- Entries supplied -
§ §
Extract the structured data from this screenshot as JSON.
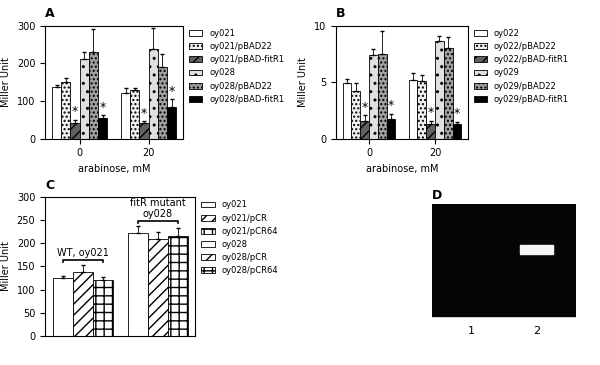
{
  "chart_data": [
    {
      "type": "bar",
      "title": "A",
      "x_label": "arabinose, mM",
      "y_label": "Miller Unit",
      "categories": [
        "0",
        "20"
      ],
      "ylim": [
        0,
        300
      ],
      "yticks": [
        0,
        100,
        200,
        300
      ],
      "legend": "upper left",
      "series": [
        {
          "name": "oy021",
          "color": "#ffffff",
          "values": [
            138,
            122
          ],
          "errors": [
            5,
            12
          ]
        },
        {
          "name": "oy021/pBAD22",
          "color": "#f0f0f0",
          "values": [
            150,
            130
          ],
          "errors": [
            10,
            5
          ]
        },
        {
          "name": "oy021/pBAD-fitR1",
          "color": "#606060",
          "values": [
            42,
            42
          ],
          "errors": [
            8,
            5
          ]
        },
        {
          "name": "oy028",
          "color": "#e0e0e0",
          "values": [
            210,
            238
          ],
          "errors": [
            20,
            55
          ]
        },
        {
          "name": "oy028/pBAD22",
          "color": "#a0a0a0",
          "values": [
            230,
            190
          ],
          "errors": [
            60,
            35
          ]
        },
        {
          "name": "oy028/pBAD-fitR1",
          "color": "#000000",
          "values": [
            55,
            85
          ],
          "errors": [
            8,
            20
          ]
        }
      ],
      "annotations": [
        {
          "text": "*",
          "series": "oy021/pBAD-fitR1",
          "category": "0"
        },
        {
          "text": "*",
          "series": "oy028/pBAD-fitR1",
          "category": "0"
        },
        {
          "text": "*",
          "series": "oy021/pBAD-fitR1",
          "category": "20"
        },
        {
          "text": "*",
          "series": "oy028/pBAD-fitR1",
          "category": "20"
        }
      ]
    },
    {
      "type": "bar",
      "title": "B",
      "x_label": "arabinose, mM",
      "y_label": "Miller Unit",
      "categories": [
        "0",
        "20"
      ],
      "ylim": [
        0,
        10
      ],
      "yticks": [
        0,
        5,
        10
      ],
      "legend": "upper left",
      "series": [
        {
          "name": "oy022",
          "color": "#ffffff",
          "values": [
            4.9,
            5.2
          ],
          "errors": [
            0.4,
            0.6
          ]
        },
        {
          "name": "oy022/pBAD22",
          "color": "#f0f0f0",
          "values": [
            4.2,
            5.1
          ],
          "errors": [
            0.7,
            0.5
          ]
        },
        {
          "name": "oy022/pBAD-fitR1",
          "color": "#606060",
          "values": [
            1.6,
            1.3
          ],
          "errors": [
            0.5,
            0.3
          ]
        },
        {
          "name": "oy029",
          "color": "#e0e0e0",
          "values": [
            7.4,
            8.6
          ],
          "errors": [
            0.5,
            0.5
          ]
        },
        {
          "name": "oy029/pBAD22",
          "color": "#a0a0a0",
          "values": [
            7.5,
            8.0
          ],
          "errors": [
            2.0,
            1.0
          ]
        },
        {
          "name": "oy029/pBAD-fitR1",
          "color": "#000000",
          "values": [
            1.7,
            1.3
          ],
          "errors": [
            0.5,
            0.2
          ]
        }
      ],
      "annotations": [
        {
          "text": "*",
          "series": "oy022/pBAD-fitR1",
          "category": "0"
        },
        {
          "text": "*",
          "series": "oy029/pBAD-fitR1",
          "category": "0"
        },
        {
          "text": "*",
          "series": "oy022/pBAD-fitR1",
          "category": "20"
        },
        {
          "text": "*",
          "series": "oy029/pBAD-fitR1",
          "category": "20"
        }
      ]
    },
    {
      "type": "bar",
      "title": "C",
      "y_label": "Miller Unit",
      "tick_labels": "y",
      "categories": [
        "WT, oy021",
        "fitR mutant\noy028"
      ],
      "ylim": [
        0,
        300
      ],
      "yticks": [
        0,
        50,
        100,
        150,
        200,
        250,
        300
      ],
      "legend": "upper left",
      "series": [
        {
          "name": "oy021",
          "color": "#ffffff",
          "values": [
            125,
            null
          ],
          "errors": [
            5,
            null
          ]
        },
        {
          "name": "oy021/pCR",
          "color": "#ffffff",
          "values": [
            138,
            null
          ],
          "errors": [
            15,
            null
          ]
        },
        {
          "name": "oy021/pCR64",
          "color": "#ffffff",
          "values": [
            120,
            null
          ],
          "errors": [
            8,
            null
          ]
        },
        {
          "name": "oy028",
          "color": "#ffffff",
          "values": [
            null,
            222
          ],
          "errors": [
            null,
            15
          ]
        },
        {
          "name": "oy028/pCR",
          "color": "#ffffff",
          "values": [
            null,
            210
          ],
          "errors": [
            null,
            15
          ]
        },
        {
          "name": "oy028/pCR64",
          "color": "#ffffff",
          "values": [
            null,
            215
          ],
          "errors": [
            null,
            18
          ]
        }
      ]
    },
    {
      "type": "gel",
      "title": "D",
      "categories": [
        "1",
        "2"
      ],
      "values": [
        0,
        1
      ]
    }
  ]
}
§ §
- Exercise directions -
Quote the full listing above word for word; exclude every picture from the copy.

- Response -
Extract the structured data from this screenshot as JSON.
{
  "chart_data": [
    {
      "type": "bar",
      "title": "A",
      "x_label": "arabinose, mM",
      "y_label": "Miller Unit",
      "categories": [
        "0",
        "20"
      ],
      "ylim": [
        0,
        300
      ],
      "yticks": [
        0,
        100,
        200,
        300
      ],
      "legend": "upper left",
      "series": [
        {
          "name": "oy021",
          "color": "#ffffff",
          "values": [
            138,
            122
          ],
          "errors": [
            5,
            12
          ]
        },
        {
          "name": "oy021/pBAD22",
          "color": "#f0f0f0",
          "values": [
            150,
            130
          ],
          "errors": [
            10,
            5
          ]
        },
        {
          "name": "oy021/pBAD-fitR1",
          "color": "#606060",
          "values": [
            42,
            42
          ],
          "errors": [
            8,
            5
          ]
        },
        {
          "name": "oy028",
          "color": "#e0e0e0",
          "values": [
            210,
            238
          ],
          "errors": [
            20,
            55
          ]
        },
        {
          "name": "oy028/pBAD22",
          "color": "#a0a0a0",
          "values": [
            230,
            190
          ],
          "errors": [
            60,
            35
          ]
        },
        {
          "name": "oy028/pBAD-fitR1",
          "color": "#000000",
          "values": [
            55,
            85
          ],
          "errors": [
            8,
            20
          ]
        }
      ],
      "annotations": [
        {
          "text": "*",
          "series": "oy021/pBAD-fitR1",
          "category": "0"
        },
        {
          "text": "*",
          "series": "oy028/pBAD-fitR1",
          "category": "0"
        },
        {
          "text": "*",
          "series": "oy021/pBAD-fitR1",
          "category": "20"
        },
        {
          "text": "*",
          "series": "oy028/pBAD-fitR1",
          "category": "20"
        }
      ]
    },
    {
      "type": "bar",
      "title": "B",
      "x_label": "arabinose, mM",
      "y_label": "Miller Unit",
      "categories": [
        "0",
        "20"
      ],
      "ylim": [
        0,
        10
      ],
      "yticks": [
        0,
        5,
        10
      ],
      "legend": "upper left",
      "series": [
        {
          "name": "oy022",
          "color": "#ffffff",
          "values": [
            4.9,
            5.2
          ],
          "errors": [
            0.4,
            0.6
          ]
        },
        {
          "name": "oy022/pBAD22",
          "color": "#f0f0f0",
          "values": [
            4.2,
            5.1
          ],
          "errors": [
            0.7,
            0.5
          ]
        },
        {
          "name": "oy022/pBAD-fitR1",
          "color": "#606060",
          "values": [
            1.6,
            1.3
          ],
          "errors": [
            0.5,
            0.3
          ]
        },
        {
          "name": "oy029",
          "color": "#e0e0e0",
          "values": [
            7.4,
            8.6
          ],
          "errors": [
            0.5,
            0.5
          ]
        },
        {
          "name": "oy029/pBAD22",
          "color": "#a0a0a0",
          "values": [
            7.5,
            8.0
          ],
          "errors": [
            2.0,
            1.0
          ]
        },
        {
          "name": "oy029/pBAD-fitR1",
          "color": "#000000",
          "values": [
            1.7,
            1.3
          ],
          "errors": [
            0.5,
            0.2
          ]
        }
      ],
      "annotations": [
        {
          "text": "*",
          "series": "oy022/pBAD-fitR1",
          "category": "0"
        },
        {
          "text": "*",
          "series": "oy029/pBAD-fitR1",
          "category": "0"
        },
        {
          "text": "*",
          "series": "oy022/pBAD-fitR1",
          "category": "20"
        },
        {
          "text": "*",
          "series": "oy029/pBAD-fitR1",
          "category": "20"
        }
      ]
    },
    {
      "type": "bar",
      "title": "C",
      "y_label": "Miller Unit",
      "tick_labels": "y",
      "categories": [
        "WT, oy021",
        "fitR mutant\noy028"
      ],
      "ylim": [
        0,
        300
      ],
      "yticks": [
        0,
        50,
        100,
        150,
        200,
        250,
        300
      ],
      "legend": "upper left",
      "series": [
        {
          "name": "oy021",
          "color": "#ffffff",
          "values": [
            125,
            null
          ],
          "errors": [
            5,
            null
          ]
        },
        {
          "name": "oy021/pCR",
          "color": "#ffffff",
          "values": [
            138,
            null
          ],
          "errors": [
            15,
            null
          ]
        },
        {
          "name": "oy021/pCR64",
          "color": "#ffffff",
          "values": [
            120,
            null
          ],
          "errors": [
            8,
            null
          ]
        },
        {
          "name": "oy028",
          "color": "#ffffff",
          "values": [
            null,
            222
          ],
          "errors": [
            null,
            15
          ]
        },
        {
          "name": "oy028/pCR",
          "color": "#ffffff",
          "values": [
            null,
            210
          ],
          "errors": [
            null,
            15
          ]
        },
        {
          "name": "oy028/pCR64",
          "color": "#ffffff",
          "values": [
            null,
            215
          ],
          "errors": [
            null,
            18
          ]
        }
      ]
    },
    {
      "type": "gel",
      "title": "D",
      "categories": [
        "1",
        "2"
      ],
      "values": [
        0,
        1
      ]
    }
  ]
}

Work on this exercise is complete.